__Brief__
All records below must be retyped exactly.

__Provided information__
────────────────

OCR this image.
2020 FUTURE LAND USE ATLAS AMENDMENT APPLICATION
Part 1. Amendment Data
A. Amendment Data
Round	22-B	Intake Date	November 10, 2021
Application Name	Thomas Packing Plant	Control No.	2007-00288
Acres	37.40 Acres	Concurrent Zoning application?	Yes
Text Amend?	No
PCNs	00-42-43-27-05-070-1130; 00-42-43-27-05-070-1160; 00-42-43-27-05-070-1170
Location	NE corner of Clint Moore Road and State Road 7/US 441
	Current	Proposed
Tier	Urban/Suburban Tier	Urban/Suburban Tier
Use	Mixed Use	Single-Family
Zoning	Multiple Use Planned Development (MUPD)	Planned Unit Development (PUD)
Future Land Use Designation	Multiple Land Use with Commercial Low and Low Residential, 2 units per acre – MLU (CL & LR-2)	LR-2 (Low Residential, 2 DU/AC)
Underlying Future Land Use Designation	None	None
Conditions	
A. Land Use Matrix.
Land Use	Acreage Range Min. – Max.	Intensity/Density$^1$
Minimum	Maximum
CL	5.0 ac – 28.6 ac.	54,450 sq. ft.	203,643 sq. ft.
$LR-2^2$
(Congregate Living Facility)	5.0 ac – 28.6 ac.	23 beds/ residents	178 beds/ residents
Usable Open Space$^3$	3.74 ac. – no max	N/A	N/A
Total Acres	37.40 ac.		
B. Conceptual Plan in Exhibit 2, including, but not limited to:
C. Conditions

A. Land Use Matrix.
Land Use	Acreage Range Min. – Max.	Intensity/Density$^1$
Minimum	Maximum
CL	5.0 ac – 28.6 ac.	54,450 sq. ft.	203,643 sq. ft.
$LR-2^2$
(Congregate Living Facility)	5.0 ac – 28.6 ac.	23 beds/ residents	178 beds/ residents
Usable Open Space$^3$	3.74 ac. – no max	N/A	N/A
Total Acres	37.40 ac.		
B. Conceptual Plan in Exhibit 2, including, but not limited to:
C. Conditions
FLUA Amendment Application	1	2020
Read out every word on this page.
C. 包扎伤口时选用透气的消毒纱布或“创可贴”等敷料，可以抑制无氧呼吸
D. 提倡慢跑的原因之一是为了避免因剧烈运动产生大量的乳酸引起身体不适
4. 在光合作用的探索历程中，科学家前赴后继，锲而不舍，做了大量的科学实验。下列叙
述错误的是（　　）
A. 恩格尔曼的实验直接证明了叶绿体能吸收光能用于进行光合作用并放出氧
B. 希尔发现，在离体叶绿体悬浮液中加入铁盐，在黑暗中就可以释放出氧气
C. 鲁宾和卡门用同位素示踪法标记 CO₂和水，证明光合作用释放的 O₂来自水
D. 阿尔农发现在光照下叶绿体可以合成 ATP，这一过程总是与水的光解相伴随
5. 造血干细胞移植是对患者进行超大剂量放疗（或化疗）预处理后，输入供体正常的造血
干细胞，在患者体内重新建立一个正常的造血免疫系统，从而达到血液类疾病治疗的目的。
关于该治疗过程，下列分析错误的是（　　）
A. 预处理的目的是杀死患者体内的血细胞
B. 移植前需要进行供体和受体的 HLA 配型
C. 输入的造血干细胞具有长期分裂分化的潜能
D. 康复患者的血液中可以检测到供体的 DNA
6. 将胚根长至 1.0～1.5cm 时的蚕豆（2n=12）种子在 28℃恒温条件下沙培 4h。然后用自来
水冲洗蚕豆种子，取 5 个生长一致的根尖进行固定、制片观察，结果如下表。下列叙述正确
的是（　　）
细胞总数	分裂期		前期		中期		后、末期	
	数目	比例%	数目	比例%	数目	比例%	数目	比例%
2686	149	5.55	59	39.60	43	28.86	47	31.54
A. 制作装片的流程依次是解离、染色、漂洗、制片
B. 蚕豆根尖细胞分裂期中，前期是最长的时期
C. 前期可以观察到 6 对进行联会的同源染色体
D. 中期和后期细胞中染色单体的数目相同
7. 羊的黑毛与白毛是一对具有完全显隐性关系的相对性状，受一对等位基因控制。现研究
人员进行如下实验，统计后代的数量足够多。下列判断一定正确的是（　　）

────────────────

__Full output__
OCR this image.
2020 FUTURE LAND USE ATLAS AMENDMENT APPLICATION
Part 1. Amendment Data
A. Amendment Data
Round	22-B	Intake Date	November 10, 2021
Application Name	Thomas Packing Plant	Control No.	2007-00288
Acres	37.40 Acres	Concurrent Zoning application?	Yes
Text Amend?	No
PCNs	00-42-43-27-05-070-1130; 00-42-43-27-05-070-1160; 00-42-43-27-05-070-1170
Location	NE corner of Clint Moore Road and State Road 7/US 441
	Current	Proposed
Tier	Urban/Suburban Tier	Urban/Suburban Tier
Use	Mixed Use	Single-Family
Zoning	Multiple Use Planned Development (MUPD)	Planned Unit Development (PUD)
Future Land Use Designation	Multiple Land Use with Commercial Low and Low Residential, 2 units per acre – MLU (CL & LR-2)	LR-2 (Low Residential, 2 DU/AC)
Underlying Future Land Use Designation	None	None
Conditions	
A. Land Use Matrix.
Land Use	Acreage Range Min. – Max.	Intensity/Density$^1$
Minimum	Maximum
CL	5.0 ac – 28.6 ac.	54,450 sq. ft.	203,643 sq. ft.
$LR-2^2$
(Congregate Living Facility)	5.0 ac – 28.6 ac.	23 beds/ residents	178 beds/ residents
Usable Open Space$^3$	3.74 ac. – no max	N/A	N/A
Total Acres	37.40 ac.		
B. Conceptual Plan in Exhibit 2, including, but not limited to:
C. Conditions

A. Land Use Matrix.
Land Use	Acreage Range Min. – Max.	Intensity/Density$^1$
Minimum	Maximum
CL	5.0 ac – 28.6 ac.	54,450 sq. ft.	203,643 sq. ft.
$LR-2^2$
(Congregate Living Facility)	5.0 ac – 28.6 ac.	23 beds/ residents	178 beds/ residents
Usable Open Space$^3$	3.74 ac. – no max	N/A	N/A
Total Acres	37.40 ac.		
B. Conceptual Plan in Exhibit 2, including, but not limited to:
C. Conditions
FLUA Amendment Application	1	2020
Read out every word on this page.
C. 包扎伤口时选用透气的消毒纱布或“创可贴”等敷料，可以抑制无氧呼吸
D. 提倡慢跑的原因之一是为了避免因剧烈运动产生大量的乳酸引起身体不适
4. 在光合作用的探索历程中，科学家前赴后继，锲而不舍，做了大量的科学实验。下列叙
述错误的是（　　）
A. 恩格尔曼的实验直接证明了叶绿体能吸收光能用于进行光合作用并放出氧
B. 希尔发现，在离体叶绿体悬浮液中加入铁盐，在黑暗中就可以释放出氧气
C. 鲁宾和卡门用同位素示踪法标记 CO₂和水，证明光合作用释放的 O₂来自水
D. 阿尔农发现在光照下叶绿体可以合成 ATP，这一过程总是与水的光解相伴随
5. 造血干细胞移植是对患者进行超大剂量放疗（或化疗）预处理后，输入供体正常的造血
干细胞，在患者体内重新建立一个正常的造血免疫系统，从而达到血液类疾病治疗的目的。
关于该治疗过程，下列分析错误的是（　　）
A. 预处理的目的是杀死患者体内的血细胞
B. 移植前需要进行供体和受体的 HLA 配型
C. 输入的造血干细胞具有长期分裂分化的潜能
D. 康复患者的血液中可以检测到供体的 DNA
6. 将胚根长至 1.0～1.5cm 时的蚕豆（2n=12）种子在 28℃恒温条件下沙培 4h。然后用自来
水冲洗蚕豆种子，取 5 个生长一致的根尖进行固定、制片观察，结果如下表。下列叙述正确
的是（　　）
细胞总数	分裂期		前期		中期		后、末期	
	数目	比例%	数目	比例%	数目	比例%	数目	比例%
2686	149	5.55	59	39.60	43	28.86	47	31.54
A. 制作装片的流程依次是解离、染色、漂洗、制片
B. 蚕豆根尖细胞分裂期中，前期是最长的时期
C. 前期可以观察到 6 对进行联会的同源染色体
D. 中期和后期细胞中染色单体的数目相同
7. 羊的黑毛与白毛是一对具有完全显隐性关系的相对性状，受一对等位基因控制。现研究
人员进行如下实验，统计后代的数量足够多。下列判断一定正确的是（　　）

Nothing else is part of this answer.